▶ _What needs to be done_
Report all lines from the entries below in which "Показателями" appears.

(Records)

--*--

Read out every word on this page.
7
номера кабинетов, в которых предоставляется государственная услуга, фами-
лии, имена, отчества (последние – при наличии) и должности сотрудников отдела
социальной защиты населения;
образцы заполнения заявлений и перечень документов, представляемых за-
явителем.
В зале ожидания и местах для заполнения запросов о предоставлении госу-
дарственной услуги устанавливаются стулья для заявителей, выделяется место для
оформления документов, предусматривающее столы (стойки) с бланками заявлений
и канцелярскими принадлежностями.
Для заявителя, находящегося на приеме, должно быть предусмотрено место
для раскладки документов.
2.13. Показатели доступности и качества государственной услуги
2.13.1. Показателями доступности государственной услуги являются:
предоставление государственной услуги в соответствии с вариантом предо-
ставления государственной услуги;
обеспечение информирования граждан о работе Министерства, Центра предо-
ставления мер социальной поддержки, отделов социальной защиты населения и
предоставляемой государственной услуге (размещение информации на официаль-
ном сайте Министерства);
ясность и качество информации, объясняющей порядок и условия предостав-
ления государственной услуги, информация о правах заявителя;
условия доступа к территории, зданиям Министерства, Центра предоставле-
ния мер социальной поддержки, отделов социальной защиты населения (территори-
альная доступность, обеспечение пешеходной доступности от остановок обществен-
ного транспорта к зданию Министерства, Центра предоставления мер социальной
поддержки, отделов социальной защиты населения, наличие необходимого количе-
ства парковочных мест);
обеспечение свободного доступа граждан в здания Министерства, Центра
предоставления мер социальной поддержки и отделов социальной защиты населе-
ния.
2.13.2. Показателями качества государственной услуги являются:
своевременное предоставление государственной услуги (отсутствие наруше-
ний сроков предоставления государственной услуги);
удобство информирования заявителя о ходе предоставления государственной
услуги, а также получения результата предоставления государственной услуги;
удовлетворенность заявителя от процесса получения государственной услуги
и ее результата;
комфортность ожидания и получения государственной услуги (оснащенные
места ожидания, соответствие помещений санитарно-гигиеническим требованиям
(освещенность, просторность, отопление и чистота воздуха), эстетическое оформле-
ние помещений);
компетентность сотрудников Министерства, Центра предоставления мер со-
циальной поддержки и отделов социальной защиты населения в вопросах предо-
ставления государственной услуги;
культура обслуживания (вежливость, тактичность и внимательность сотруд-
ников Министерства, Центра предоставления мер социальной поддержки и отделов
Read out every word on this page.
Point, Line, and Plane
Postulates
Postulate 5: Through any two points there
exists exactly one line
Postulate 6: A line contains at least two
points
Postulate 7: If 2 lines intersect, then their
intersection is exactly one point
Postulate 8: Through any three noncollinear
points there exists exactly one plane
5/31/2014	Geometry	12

--*--

▶ _Solution to this exercise_
2.13.1. Показателями доступности государственной услуги являются:
2.13.2. Показателями качества государственной услуги являются:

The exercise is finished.